## [Available data]

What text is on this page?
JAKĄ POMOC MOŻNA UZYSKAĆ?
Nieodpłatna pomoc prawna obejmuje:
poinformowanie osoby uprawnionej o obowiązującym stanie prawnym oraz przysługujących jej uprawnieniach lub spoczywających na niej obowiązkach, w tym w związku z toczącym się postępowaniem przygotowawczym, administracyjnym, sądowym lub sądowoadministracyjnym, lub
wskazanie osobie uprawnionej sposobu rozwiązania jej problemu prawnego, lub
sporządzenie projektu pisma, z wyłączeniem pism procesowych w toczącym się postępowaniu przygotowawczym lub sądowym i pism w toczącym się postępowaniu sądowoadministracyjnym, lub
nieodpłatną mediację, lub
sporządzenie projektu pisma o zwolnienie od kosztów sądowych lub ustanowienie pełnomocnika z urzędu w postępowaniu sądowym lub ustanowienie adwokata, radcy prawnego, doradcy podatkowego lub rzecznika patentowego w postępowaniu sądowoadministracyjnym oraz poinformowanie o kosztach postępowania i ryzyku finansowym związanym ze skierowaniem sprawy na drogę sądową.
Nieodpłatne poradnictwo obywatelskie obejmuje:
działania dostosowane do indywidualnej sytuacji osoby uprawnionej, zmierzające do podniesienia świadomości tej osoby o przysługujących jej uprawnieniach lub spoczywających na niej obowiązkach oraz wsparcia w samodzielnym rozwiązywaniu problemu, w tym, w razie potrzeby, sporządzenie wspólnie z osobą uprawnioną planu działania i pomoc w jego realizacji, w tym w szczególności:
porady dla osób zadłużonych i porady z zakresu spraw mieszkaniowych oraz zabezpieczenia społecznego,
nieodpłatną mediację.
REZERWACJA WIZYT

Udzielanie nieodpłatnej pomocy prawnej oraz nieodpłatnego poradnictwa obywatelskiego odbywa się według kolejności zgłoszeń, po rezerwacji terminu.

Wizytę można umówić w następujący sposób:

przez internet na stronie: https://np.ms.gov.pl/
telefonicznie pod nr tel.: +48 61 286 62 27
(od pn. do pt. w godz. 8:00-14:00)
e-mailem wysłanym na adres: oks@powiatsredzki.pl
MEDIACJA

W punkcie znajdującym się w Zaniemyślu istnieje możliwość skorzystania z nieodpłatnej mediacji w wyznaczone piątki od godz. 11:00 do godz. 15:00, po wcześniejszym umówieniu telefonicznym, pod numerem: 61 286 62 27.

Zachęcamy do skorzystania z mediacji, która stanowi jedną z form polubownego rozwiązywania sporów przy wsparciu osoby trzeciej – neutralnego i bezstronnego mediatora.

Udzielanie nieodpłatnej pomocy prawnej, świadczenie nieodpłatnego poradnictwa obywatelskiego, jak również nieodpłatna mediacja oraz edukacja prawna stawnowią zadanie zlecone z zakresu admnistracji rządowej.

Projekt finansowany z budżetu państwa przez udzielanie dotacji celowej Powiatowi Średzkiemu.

## [Task brief]
All of the entries above need to be reproduced exactly.

## [Result for this exercise]
What text is on this page?
JAKĄ POMOC MOŻNA UZYSKAĆ?
Nieodpłatna pomoc prawna obejmuje:
poinformowanie osoby uprawnionej o obowiązującym stanie prawnym oraz przysługujących jej uprawnieniach lub spoczywających na niej obowiązkach, w tym w związku z toczącym się postępowaniem przygotowawczym, administracyjnym, sądowym lub sądowoadministracyjnym, lub
wskazanie osobie uprawnionej sposobu rozwiązania jej problemu prawnego, lub
sporządzenie projektu pisma, z wyłączeniem pism procesowych w toczącym się postępowaniu przygotowawczym lub sądowym i pism w toczącym się postępowaniu sądowoadministracyjnym, lub
nieodpłatną mediację, lub
sporządzenie projektu pisma o zwolnienie od kosztów sądowych lub ustanowienie pełnomocnika z urzędu w postępowaniu sądowym lub ustanowienie adwokata, radcy prawnego, doradcy podatkowego lub rzecznika patentowego w postępowaniu sądowoadministracyjnym oraz poinformowanie o kosztach postępowania i ryzyku finansowym związanym ze skierowaniem sprawy na drogę sądową.
Nieodpłatne poradnictwo obywatelskie obejmuje:
działania dostosowane do indywidualnej sytuacji osoby uprawnionej, zmierzające do podniesienia świadomości tej osoby o przysługujących jej uprawnieniach lub spoczywających na niej obowiązkach oraz wsparcia w samodzielnym rozwiązywaniu problemu, w tym, w razie potrzeby, sporządzenie wspólnie z osobą uprawnioną planu działania i pomoc w jego realizacji, w tym w szczególności:
porady dla osób zadłużonych i porady z zakresu spraw mieszkaniowych oraz zabezpieczenia społecznego,
nieodpłatną mediację.
REZERWACJA WIZYT

Udzielanie nieodpłatnej pomocy prawnej oraz nieodpłatnego poradnictwa obywatelskiego odbywa się według kolejności zgłoszeń, po rezerwacji terminu.

Wizytę można umówić w następujący sposób:

przez internet na stronie: https://np.ms.gov.pl/
telefonicznie pod nr tel.: +48 61 286 62 27
(od pn. do pt. w godz. 8:00-14:00)
e-mailem wysłanym na adres: oks@powiatsredzki.pl
MEDIACJA

W punkcie znajdującym się w Zaniemyślu istnieje możliwość skorzystania z nieodpłatnej mediacji w wyznaczone piątki od godz. 11:00 do godz. 15:00, po wcześniejszym umówieniu telefonicznym, pod numerem: 61 286 62 27.

Zachęcamy do skorzystania z mediacji, która stanowi jedną z form polubownego rozwiązywania sporów przy wsparciu osoby trzeciej – neutralnego i bezstronnego mediatora.

Udzielanie nieodpłatnej pomocy prawnej, świadczenie nieodpłatnego poradnictwa obywatelskiego, jak również nieodpłatna mediacja oraz edukacja prawna stawnowią zadanie zlecone z zakresu admnistracji rządowej.

Projekt finansowany z budżetu państwa przez udzielanie dotacji celowej Powiatowi Średzkiemu.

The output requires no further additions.